Item position entries:
+ + +
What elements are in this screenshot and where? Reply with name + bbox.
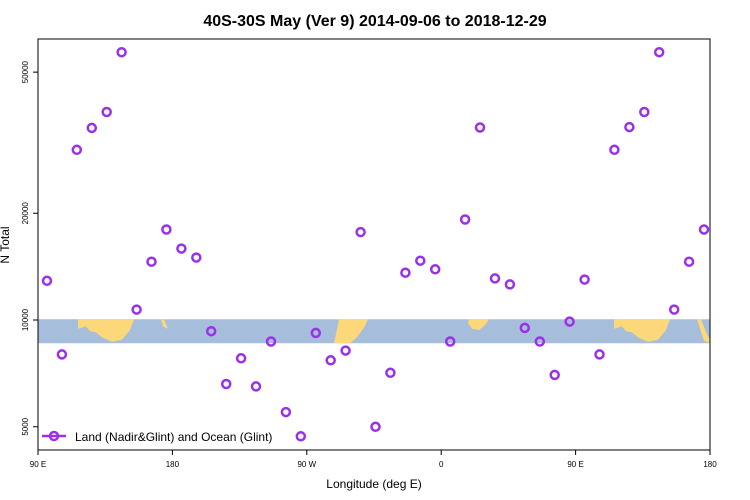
data-point bbox=[340, 345, 351, 356]
new-zealand-shape-right bbox=[697, 319, 710, 344]
y-tick-label: 20000 bbox=[21, 202, 30, 225]
ocean-band bbox=[38, 319, 710, 344]
data-point bbox=[280, 406, 292, 418]
legend-label: Land (Nadir&Glint) and Ocean (Glint) bbox=[75, 430, 272, 444]
africa-shape bbox=[468, 319, 489, 330]
data-point bbox=[504, 279, 516, 290]
data-point bbox=[564, 316, 575, 327]
data-point bbox=[459, 214, 471, 225]
south-america-shape bbox=[334, 319, 368, 344]
data-point bbox=[131, 304, 142, 315]
data-point bbox=[310, 327, 322, 339]
data-point bbox=[519, 322, 531, 334]
plot-frame bbox=[37, 38, 711, 451]
data-point bbox=[101, 106, 112, 118]
data-point bbox=[176, 243, 187, 254]
data-point bbox=[653, 46, 665, 58]
land-ocean-band bbox=[38, 319, 710, 344]
data-point bbox=[624, 121, 635, 133]
x-tick-label: 180 bbox=[703, 460, 717, 469]
data-point bbox=[489, 273, 501, 284]
legend-marker bbox=[48, 430, 60, 442]
data-point bbox=[205, 325, 217, 337]
data-point bbox=[146, 256, 157, 267]
y-tick-label: 5000 bbox=[21, 417, 30, 435]
x-tick-label: 90 W bbox=[297, 460, 316, 469]
data-point bbox=[415, 255, 426, 266]
data-point bbox=[235, 353, 247, 364]
data-point bbox=[86, 122, 98, 134]
y-tick-label: 50000 bbox=[21, 60, 30, 83]
australia-shape-right bbox=[614, 319, 670, 342]
y-axis-label: N Total bbox=[0, 226, 12, 263]
data-point bbox=[594, 349, 605, 360]
data-point bbox=[579, 274, 590, 285]
data-point bbox=[370, 421, 381, 433]
data-point bbox=[161, 224, 172, 235]
data-point bbox=[534, 336, 546, 347]
data-point bbox=[683, 256, 695, 267]
x-axis-label: Longitude (deg E) bbox=[326, 477, 421, 491]
data-point bbox=[41, 275, 53, 287]
new-zealand-shape-left bbox=[161, 319, 168, 329]
data-point bbox=[325, 355, 336, 366]
data-point bbox=[250, 381, 262, 392]
legend: Land (Nadir&Glint) and Ocean (Glint) bbox=[42, 430, 272, 444]
data-point bbox=[400, 267, 411, 278]
x-tick-label: 180 bbox=[166, 460, 180, 469]
data-point bbox=[295, 431, 307, 442]
x-tick-label: 90 E bbox=[567, 460, 583, 469]
data-point bbox=[698, 224, 710, 235]
data-point bbox=[56, 349, 68, 360]
data-point bbox=[668, 304, 680, 315]
data-point bbox=[549, 369, 560, 381]
data-point bbox=[265, 336, 277, 347]
data-point bbox=[474, 122, 486, 133]
x-tick-label: 90 E bbox=[30, 460, 46, 469]
data-point bbox=[385, 367, 396, 379]
y-axis: 5000 10000 20000 50000 bbox=[21, 60, 38, 436]
data-point bbox=[116, 46, 127, 58]
data-point bbox=[429, 264, 441, 275]
data-point bbox=[444, 336, 456, 347]
data-point bbox=[609, 144, 620, 156]
x-tick-label: 0 bbox=[439, 460, 444, 469]
x-axis: 90 E 180 90 W 0 90 E 180 bbox=[30, 450, 717, 469]
y-tick-label: 10000 bbox=[21, 308, 30, 331]
australia-shape-left bbox=[78, 319, 134, 342]
data-point bbox=[71, 144, 83, 156]
data-point bbox=[191, 252, 202, 263]
data-points bbox=[41, 46, 710, 442]
data-point bbox=[639, 106, 650, 118]
chart-title: 40S-30S May (Ver 9) 2014-09-06 to 2018-1… bbox=[203, 13, 546, 30]
data-point bbox=[355, 226, 366, 238]
data-point bbox=[220, 378, 232, 390]
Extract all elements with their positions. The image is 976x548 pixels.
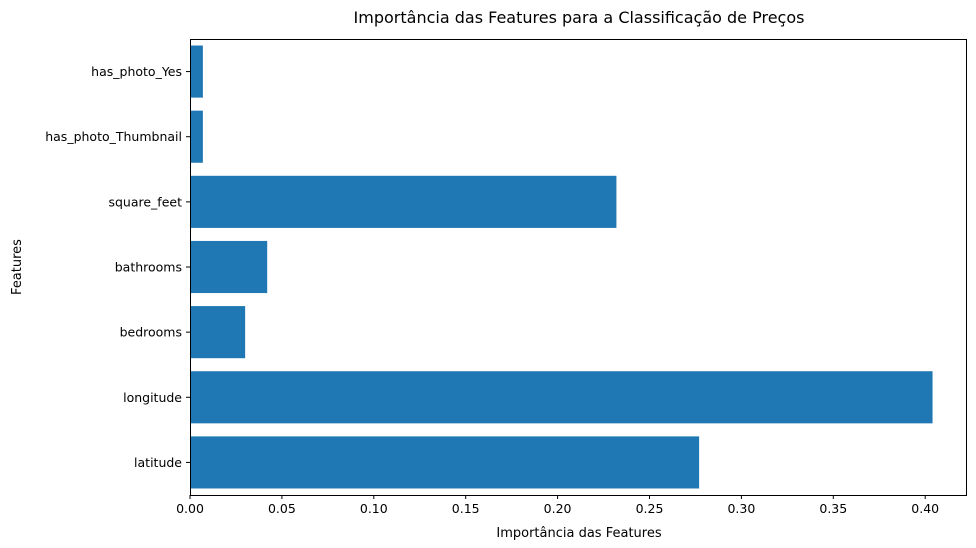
- plot-frame: [190, 39, 967, 496]
- bars-group: [190, 45, 933, 489]
- x-tick-label-7: 0.35: [819, 501, 847, 516]
- y-tick-label-square-feet: square_feet: [108, 194, 182, 209]
- y-tick-label-bedrooms: bedrooms: [120, 325, 182, 340]
- y-tick-label-bathrooms: bathrooms: [115, 260, 182, 275]
- y-tick-label-has-photo-thumbnail: has_photo_Thumbnail: [45, 129, 182, 144]
- y-ticks-group: latitude longitude bedrooms bathrooms square…: [45, 64, 190, 470]
- chart-title: Importância das Features para a Classifi…: [354, 8, 805, 27]
- y-tick-label-latitude: latitude: [134, 455, 182, 470]
- x-tick-label-0: 0.00: [176, 501, 204, 516]
- x-axis-label: Importância das Features: [496, 526, 661, 541]
- y-tick-label-has-photo-yes: has_photo_Yes: [91, 64, 182, 79]
- x-tick-label-4: 0.20: [544, 501, 572, 516]
- bar-latitude: [190, 436, 700, 489]
- bar-bedrooms: [190, 306, 246, 359]
- bar-bathrooms: [190, 240, 268, 294]
- bar-has-photo-yes: [190, 45, 203, 98]
- bar-square-feet: [190, 175, 617, 228]
- x-tick-label-2: 0.10: [360, 501, 388, 516]
- x-ticks-group: 0.00 0.05 0.10 0.15 0.20 0.25 0.30 0.35 0.40: [176, 495, 939, 516]
- x-tick-label-6: 0.30: [727, 501, 755, 516]
- bar-has-photo-thumbnail: [190, 110, 203, 163]
- bar-longitude: [190, 371, 933, 424]
- y-axis-label: Features: [10, 239, 25, 295]
- x-tick-label-8: 0.40: [911, 501, 939, 516]
- y-tick-label-longitude: longitude: [123, 390, 182, 405]
- x-tick-label-3: 0.15: [452, 501, 480, 516]
- x-tick-label-1: 0.05: [268, 501, 296, 516]
- x-tick-label-5: 0.25: [636, 501, 664, 516]
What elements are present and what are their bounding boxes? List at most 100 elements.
+ + +
### REQUIREMENT
Copy every line of the data above word for word, leaving out the pictures.

### SOLUTION
What elements are in this screenshot and where? Reply with name + bbox.
data-point bbox=[340, 345, 351, 356]
new-zealand-shape-right bbox=[697, 319, 710, 344]
y-tick-label: 20000 bbox=[21, 202, 30, 225]
ocean-band bbox=[38, 319, 710, 344]
data-point bbox=[280, 406, 292, 418]
legend-label: Land (Nadir&Glint) and Ocean (Glint) bbox=[75, 430, 272, 444]
africa-shape bbox=[468, 319, 489, 330]
data-point bbox=[504, 279, 516, 290]
data-point bbox=[564, 316, 575, 327]
data-point bbox=[459, 214, 471, 225]
south-america-shape bbox=[334, 319, 368, 344]
data-point bbox=[131, 304, 142, 315]
data-point bbox=[310, 327, 322, 339]
data-point bbox=[519, 322, 531, 334]
plot-frame bbox=[37, 38, 711, 451]
data-point bbox=[101, 106, 112, 118]
data-point bbox=[176, 243, 187, 254]
data-point bbox=[653, 46, 665, 58]
land-ocean-band bbox=[38, 319, 710, 344]
data-point bbox=[624, 121, 635, 133]
x-tick-label: 180 bbox=[703, 460, 717, 469]
data-point bbox=[489, 273, 501, 284]
legend-marker bbox=[48, 430, 60, 442]
data-point bbox=[205, 325, 217, 337]
data-point bbox=[146, 256, 157, 267]
y-tick-label: 5000 bbox=[21, 417, 30, 435]
x-tick-label: 90 W bbox=[297, 460, 316, 469]
data-point bbox=[415, 255, 426, 266]
data-point bbox=[235, 353, 247, 364]
data-point bbox=[86, 122, 98, 134]
y-tick-label: 50000 bbox=[21, 60, 30, 83]
australia-shape-right bbox=[614, 319, 670, 342]
y-axis-label: N Total bbox=[0, 226, 12, 263]
data-point bbox=[594, 349, 605, 360]
data-point bbox=[579, 274, 590, 285]
data-point bbox=[370, 421, 381, 433]
data-point bbox=[161, 224, 172, 235]
data-point bbox=[534, 336, 546, 347]
data-point bbox=[683, 256, 695, 267]
x-axis-label: Longitude (deg E) bbox=[326, 477, 421, 491]
data-point bbox=[41, 275, 53, 287]
new-zealand-shape-left bbox=[161, 319, 168, 329]
data-point bbox=[325, 355, 336, 366]
data-point bbox=[250, 381, 262, 392]
legend: Land (Nadir&Glint) and Ocean (Glint) bbox=[42, 430, 272, 444]
data-point bbox=[400, 267, 411, 278]
x-tick-label: 180 bbox=[166, 460, 180, 469]
data-point bbox=[295, 431, 307, 442]
x-tick-label: 90 E bbox=[567, 460, 583, 469]
data-point bbox=[698, 224, 710, 235]
data-point bbox=[56, 349, 68, 360]
data-point bbox=[668, 304, 680, 315]
data-point bbox=[549, 369, 560, 381]
data-point bbox=[265, 336, 277, 347]
data-point bbox=[474, 122, 486, 133]
x-tick-label: 90 E bbox=[30, 460, 46, 469]
data-point bbox=[385, 367, 396, 379]
y-axis: 5000 10000 20000 50000 bbox=[21, 60, 38, 436]
data-point bbox=[116, 46, 127, 58]
data-point bbox=[429, 264, 441, 275]
data-point bbox=[444, 336, 456, 347]
data-point bbox=[609, 144, 620, 156]
x-tick-label: 0 bbox=[439, 460, 444, 469]
x-axis: 90 E 180 90 W 0 90 E 180 bbox=[30, 450, 717, 469]
y-tick-label: 10000 bbox=[21, 308, 30, 331]
australia-shape-left bbox=[78, 319, 134, 342]
data-point bbox=[71, 144, 83, 156]
data-point bbox=[191, 252, 202, 263]
data-points bbox=[41, 46, 710, 442]
data-point bbox=[639, 106, 650, 118]
chart-title: 40S-30S May (Ver 9) 2014-09-06 to 2018-1… bbox=[203, 13, 546, 30]
data-point bbox=[355, 226, 366, 238]
data-point bbox=[220, 378, 232, 390]
Extract all elements with their positions. The image is 976x548 pixels.
- plot-frame: [190, 39, 967, 496]
- bars-group: [190, 45, 933, 489]
- x-tick-label-7: 0.35: [819, 501, 847, 516]
- y-tick-label-square-feet: square_feet: [108, 194, 182, 209]
- y-tick-label-bedrooms: bedrooms: [120, 325, 182, 340]
- y-tick-label-bathrooms: bathrooms: [115, 260, 182, 275]
- y-tick-label-has-photo-thumbnail: has_photo_Thumbnail: [45, 129, 182, 144]
- y-ticks-group: latitude longitude bedrooms bathrooms square…: [45, 64, 190, 470]
- chart-title: Importância das Features para a Classifi…: [354, 8, 805, 27]
- y-tick-label-latitude: latitude: [134, 455, 182, 470]
- x-tick-label-0: 0.00: [176, 501, 204, 516]
- x-axis-label: Importância das Features: [496, 526, 661, 541]
- y-tick-label-has-photo-yes: has_photo_Yes: [91, 64, 182, 79]
- x-tick-label-4: 0.20: [544, 501, 572, 516]
- bar-latitude: [190, 436, 700, 489]
- bar-bedrooms: [190, 306, 246, 359]
- bar-bathrooms: [190, 240, 268, 294]
- bar-has-photo-yes: [190, 45, 203, 98]
- bar-square-feet: [190, 175, 617, 228]
- x-tick-label-2: 0.10: [360, 501, 388, 516]
- x-ticks-group: 0.00 0.05 0.10 0.15 0.20 0.25 0.30 0.35 0.40: [176, 495, 939, 516]
- x-tick-label-6: 0.30: [727, 501, 755, 516]
- bar-has-photo-thumbnail: [190, 110, 203, 163]
- bar-longitude: [190, 371, 933, 424]
- y-axis-label: Features: [10, 239, 25, 295]
- x-tick-label-8: 0.40: [911, 501, 939, 516]
- y-tick-label-longitude: longitude: [123, 390, 182, 405]
- x-tick-label-3: 0.15: [452, 501, 480, 516]
- x-tick-label-1: 0.05: [268, 501, 296, 516]
- x-tick-label-5: 0.25: [636, 501, 664, 516]
What elements are present and what are their bounding boxes? List at most 100 elements.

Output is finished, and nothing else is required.